▸ Objective: Send back all the data below, exactly as given.

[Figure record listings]
....

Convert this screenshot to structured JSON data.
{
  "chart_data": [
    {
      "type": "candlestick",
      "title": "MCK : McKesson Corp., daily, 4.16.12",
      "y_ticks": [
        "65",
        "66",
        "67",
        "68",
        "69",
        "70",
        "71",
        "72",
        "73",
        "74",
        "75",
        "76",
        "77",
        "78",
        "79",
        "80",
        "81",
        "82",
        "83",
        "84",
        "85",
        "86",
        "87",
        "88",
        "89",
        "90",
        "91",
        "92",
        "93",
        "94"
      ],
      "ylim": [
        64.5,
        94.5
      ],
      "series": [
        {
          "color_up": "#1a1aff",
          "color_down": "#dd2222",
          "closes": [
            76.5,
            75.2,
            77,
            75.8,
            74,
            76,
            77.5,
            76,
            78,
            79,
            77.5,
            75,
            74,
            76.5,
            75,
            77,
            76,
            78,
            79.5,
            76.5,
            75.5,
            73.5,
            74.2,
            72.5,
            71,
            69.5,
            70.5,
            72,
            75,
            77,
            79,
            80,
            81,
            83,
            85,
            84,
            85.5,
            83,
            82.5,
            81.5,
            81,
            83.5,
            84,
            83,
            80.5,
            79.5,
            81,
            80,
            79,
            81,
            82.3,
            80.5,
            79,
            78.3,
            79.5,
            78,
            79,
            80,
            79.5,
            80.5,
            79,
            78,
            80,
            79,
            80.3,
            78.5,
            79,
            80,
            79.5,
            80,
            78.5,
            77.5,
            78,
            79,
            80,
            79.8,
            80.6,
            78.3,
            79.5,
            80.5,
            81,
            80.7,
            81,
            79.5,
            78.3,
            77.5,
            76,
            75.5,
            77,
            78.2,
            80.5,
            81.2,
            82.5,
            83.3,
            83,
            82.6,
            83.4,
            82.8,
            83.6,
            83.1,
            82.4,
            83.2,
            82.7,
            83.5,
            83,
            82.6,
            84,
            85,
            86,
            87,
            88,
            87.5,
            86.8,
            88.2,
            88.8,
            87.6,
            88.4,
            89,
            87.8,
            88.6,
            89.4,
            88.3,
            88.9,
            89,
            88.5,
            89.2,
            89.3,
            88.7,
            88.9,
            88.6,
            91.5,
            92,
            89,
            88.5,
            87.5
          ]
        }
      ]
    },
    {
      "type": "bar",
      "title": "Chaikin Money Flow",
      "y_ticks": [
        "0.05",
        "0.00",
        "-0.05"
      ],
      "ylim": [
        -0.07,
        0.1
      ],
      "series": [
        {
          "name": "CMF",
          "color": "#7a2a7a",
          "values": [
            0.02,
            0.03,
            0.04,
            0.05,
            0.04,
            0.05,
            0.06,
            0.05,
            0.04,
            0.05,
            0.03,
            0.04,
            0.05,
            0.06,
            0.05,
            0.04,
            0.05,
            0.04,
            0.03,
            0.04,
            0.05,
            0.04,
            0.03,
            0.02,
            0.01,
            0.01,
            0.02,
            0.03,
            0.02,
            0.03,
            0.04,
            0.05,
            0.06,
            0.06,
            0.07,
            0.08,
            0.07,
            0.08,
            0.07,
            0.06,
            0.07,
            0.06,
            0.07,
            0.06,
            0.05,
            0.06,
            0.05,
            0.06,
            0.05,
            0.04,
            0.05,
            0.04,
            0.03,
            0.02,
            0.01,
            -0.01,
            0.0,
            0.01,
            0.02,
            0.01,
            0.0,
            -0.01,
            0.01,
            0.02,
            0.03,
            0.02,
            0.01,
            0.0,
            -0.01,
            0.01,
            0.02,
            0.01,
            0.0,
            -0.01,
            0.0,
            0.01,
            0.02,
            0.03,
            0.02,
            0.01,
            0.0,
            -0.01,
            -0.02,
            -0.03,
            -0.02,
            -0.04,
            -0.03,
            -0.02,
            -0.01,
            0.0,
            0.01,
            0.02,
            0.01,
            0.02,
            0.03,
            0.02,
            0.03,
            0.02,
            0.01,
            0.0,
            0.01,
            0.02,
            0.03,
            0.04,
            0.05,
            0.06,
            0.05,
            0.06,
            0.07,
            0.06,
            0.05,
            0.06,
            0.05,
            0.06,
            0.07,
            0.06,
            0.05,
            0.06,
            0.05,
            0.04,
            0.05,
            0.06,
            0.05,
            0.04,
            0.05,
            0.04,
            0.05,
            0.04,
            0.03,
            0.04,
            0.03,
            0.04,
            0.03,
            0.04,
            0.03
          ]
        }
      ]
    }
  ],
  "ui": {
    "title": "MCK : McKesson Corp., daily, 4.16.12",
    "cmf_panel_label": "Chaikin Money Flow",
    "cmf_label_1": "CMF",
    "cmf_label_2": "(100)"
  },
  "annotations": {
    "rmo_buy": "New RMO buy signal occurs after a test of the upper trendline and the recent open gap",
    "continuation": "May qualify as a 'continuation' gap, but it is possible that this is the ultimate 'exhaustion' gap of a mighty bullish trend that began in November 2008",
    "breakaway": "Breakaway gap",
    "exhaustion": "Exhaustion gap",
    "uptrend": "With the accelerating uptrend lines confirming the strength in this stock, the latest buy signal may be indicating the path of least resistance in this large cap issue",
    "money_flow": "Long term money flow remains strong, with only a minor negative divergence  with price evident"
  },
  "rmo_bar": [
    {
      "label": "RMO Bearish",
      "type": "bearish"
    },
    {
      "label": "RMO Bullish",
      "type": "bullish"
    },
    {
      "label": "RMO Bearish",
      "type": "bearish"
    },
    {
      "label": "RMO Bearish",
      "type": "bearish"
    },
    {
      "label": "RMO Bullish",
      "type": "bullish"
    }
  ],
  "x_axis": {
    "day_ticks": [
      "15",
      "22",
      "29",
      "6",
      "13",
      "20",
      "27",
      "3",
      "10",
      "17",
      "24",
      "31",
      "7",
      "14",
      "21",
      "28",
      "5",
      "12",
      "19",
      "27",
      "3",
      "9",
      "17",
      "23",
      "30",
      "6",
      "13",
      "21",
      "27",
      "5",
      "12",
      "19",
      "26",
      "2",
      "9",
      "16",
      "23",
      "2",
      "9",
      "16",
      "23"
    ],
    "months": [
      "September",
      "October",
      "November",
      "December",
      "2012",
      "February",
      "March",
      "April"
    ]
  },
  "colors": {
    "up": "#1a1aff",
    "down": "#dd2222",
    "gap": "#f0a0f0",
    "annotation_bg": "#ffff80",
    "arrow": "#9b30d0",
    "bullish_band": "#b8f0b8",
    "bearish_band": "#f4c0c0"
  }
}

....

▸ Output below:
Convert this screenshot to structured JSON data.
{
  "chart_data": [
    {
      "type": "candlestick",
      "title": "MCK : McKesson Corp., daily, 4.16.12",
      "y_ticks": [
        "65",
        "66",
        "67",
        "68",
        "69",
        "70",
        "71",
        "72",
        "73",
        "74",
        "75",
        "76",
        "77",
        "78",
        "79",
        "80",
        "81",
        "82",
        "83",
        "84",
        "85",
        "86",
        "87",
        "88",
        "89",
        "90",
        "91",
        "92",
        "93",
        "94"
      ],
      "ylim": [
        64.5,
        94.5
      ],
      "series": [
        {
          "color_up": "#1a1aff",
          "color_down": "#dd2222",
          "closes": [
            76.5,
            75.2,
            77,
            75.8,
            74,
            76,
            77.5,
            76,
            78,
            79,
            77.5,
            75,
            74,
            76.5,
            75,
            77,
            76,
            78,
            79.5,
            76.5,
            75.5,
            73.5,
            74.2,
            72.5,
            71,
            69.5,
            70.5,
            72,
            75,
            77,
            79,
            80,
            81,
            83,
            85,
            84,
            85.5,
            83,
            82.5,
            81.5,
            81,
            83.5,
            84,
            83,
            80.5,
            79.5,
            81,
            80,
            79,
            81,
            82.3,
            80.5,
            79,
            78.3,
            79.5,
            78,
            79,
            80,
            79.5,
            80.5,
            79,
            78,
            80,
            79,
            80.3,
            78.5,
            79,
            80,
            79.5,
            80,
            78.5,
            77.5,
            78,
            79,
            80,
            79.8,
            80.6,
            78.3,
            79.5,
            80.5,
            81,
            80.7,
            81,
            79.5,
            78.3,
            77.5,
            76,
            75.5,
            77,
            78.2,
            80.5,
            81.2,
            82.5,
            83.3,
            83,
            82.6,
            83.4,
            82.8,
            83.6,
            83.1,
            82.4,
            83.2,
            82.7,
            83.5,
            83,
            82.6,
            84,
            85,
            86,
            87,
            88,
            87.5,
            86.8,
            88.2,
            88.8,
            87.6,
            88.4,
            89,
            87.8,
            88.6,
            89.4,
            88.3,
            88.9,
            89,
            88.5,
            89.2,
            89.3,
            88.7,
            88.9,
            88.6,
            91.5,
            92,
            89,
            88.5,
            87.5
          ]
        }
      ]
    },
    {
      "type": "bar",
      "title": "Chaikin Money Flow",
      "y_ticks": [
        "0.05",
        "0.00",
        "-0.05"
      ],
      "ylim": [
        -0.07,
        0.1
      ],
      "series": [
        {
          "name": "CMF",
          "color": "#7a2a7a",
          "values": [
            0.02,
            0.03,
            0.04,
            0.05,
            0.04,
            0.05,
            0.06,
            0.05,
            0.04,
            0.05,
            0.03,
            0.04,
            0.05,
            0.06,
            0.05,
            0.04,
            0.05,
            0.04,
            0.03,
            0.04,
            0.05,
            0.04,
            0.03,
            0.02,
            0.01,
            0.01,
            0.02,
            0.03,
            0.02,
            0.03,
            0.04,
            0.05,
            0.06,
            0.06,
            0.07,
            0.08,
            0.07,
            0.08,
            0.07,
            0.06,
            0.07,
            0.06,
            0.07,
            0.06,
            0.05,
            0.06,
            0.05,
            0.06,
            0.05,
            0.04,
            0.05,
            0.04,
            0.03,
            0.02,
            0.01,
            -0.01,
            0.0,
            0.01,
            0.02,
            0.01,
            0.0,
            -0.01,
            0.01,
            0.02,
            0.03,
            0.02,
            0.01,
            0.0,
            -0.01,
            0.01,
            0.02,
            0.01,
            0.0,
            -0.01,
            0.0,
            0.01,
            0.02,
            0.03,
            0.02,
            0.01,
            0.0,
            -0.01,
            -0.02,
            -0.03,
            -0.02,
            -0.04,
            -0.03,
            -0.02,
            -0.01,
            0.0,
            0.01,
            0.02,
            0.01,
            0.02,
            0.03,
            0.02,
            0.03,
            0.02,
            0.01,
            0.0,
            0.01,
            0.02,
            0.03,
            0.04,
            0.05,
            0.06,
            0.05,
            0.06,
            0.07,
            0.06,
            0.05,
            0.06,
            0.05,
            0.06,
            0.07,
            0.06,
            0.05,
            0.06,
            0.05,
            0.04,
            0.05,
            0.06,
            0.05,
            0.04,
            0.05,
            0.04,
            0.05,
            0.04,
            0.03,
            0.04,
            0.03,
            0.04,
            0.03,
            0.04,
            0.03
          ]
        }
      ]
    }
  ],
  "ui": {
    "title": "MCK : McKesson Corp., daily, 4.16.12",
    "cmf_panel_label": "Chaikin Money Flow",
    "cmf_label_1": "CMF",
    "cmf_label_2": "(100)"
  },
  "annotations": {
    "rmo_buy": "New RMO buy signal occurs after a test of the upper trendline and the recent open gap",
    "continuation": "May qualify as a 'continuation' gap, but it is possible that this is the ultimate 'exhaustion' gap of a mighty bullish trend that began in November 2008",
    "breakaway": "Breakaway gap",
    "exhaustion": "Exhaustion gap",
    "uptrend": "With the accelerating uptrend lines confirming the strength in this stock, the latest buy signal may be indicating the path of least resistance in this large cap issue",
    "money_flow": "Long term money flow remains strong, with only a minor negative divergence  with price evident"
  },
  "rmo_bar": [
    {
      "label": "RMO Bearish",
      "type": "bearish"
    },
    {
      "label": "RMO Bullish",
      "type": "bullish"
    },
    {
      "label": "RMO Bearish",
      "type": "bearish"
    },
    {
      "label": "RMO Bearish",
      "type": "bearish"
    },
    {
      "label": "RMO Bullish",
      "type": "bullish"
    }
  ],
  "x_axis": {
    "day_ticks": [
      "15",
      "22",
      "29",
      "6",
      "13",
      "20",
      "27",
      "3",
      "10",
      "17",
      "24",
      "31",
      "7",
      "14",
      "21",
      "28",
      "5",
      "12",
      "19",
      "27",
      "3",
      "9",
      "17",
      "23",
      "30",
      "6",
      "13",
      "21",
      "27",
      "5",
      "12",
      "19",
      "26",
      "2",
      "9",
      "16",
      "23",
      "2",
      "9",
      "16",
      "23"
    ],
    "months": [
      "September",
      "October",
      "November",
      "December",
      "2012",
      "February",
      "March",
      "April"
    ]
  },
  "colors": {
    "up": "#1a1aff",
    "down": "#dd2222",
    "gap": "#f0a0f0",
    "annotation_bg": "#ffff80",
    "arrow": "#9b30d0",
    "bullish_band": "#b8f0b8",
    "bearish_band": "#f4c0c0"
  }
}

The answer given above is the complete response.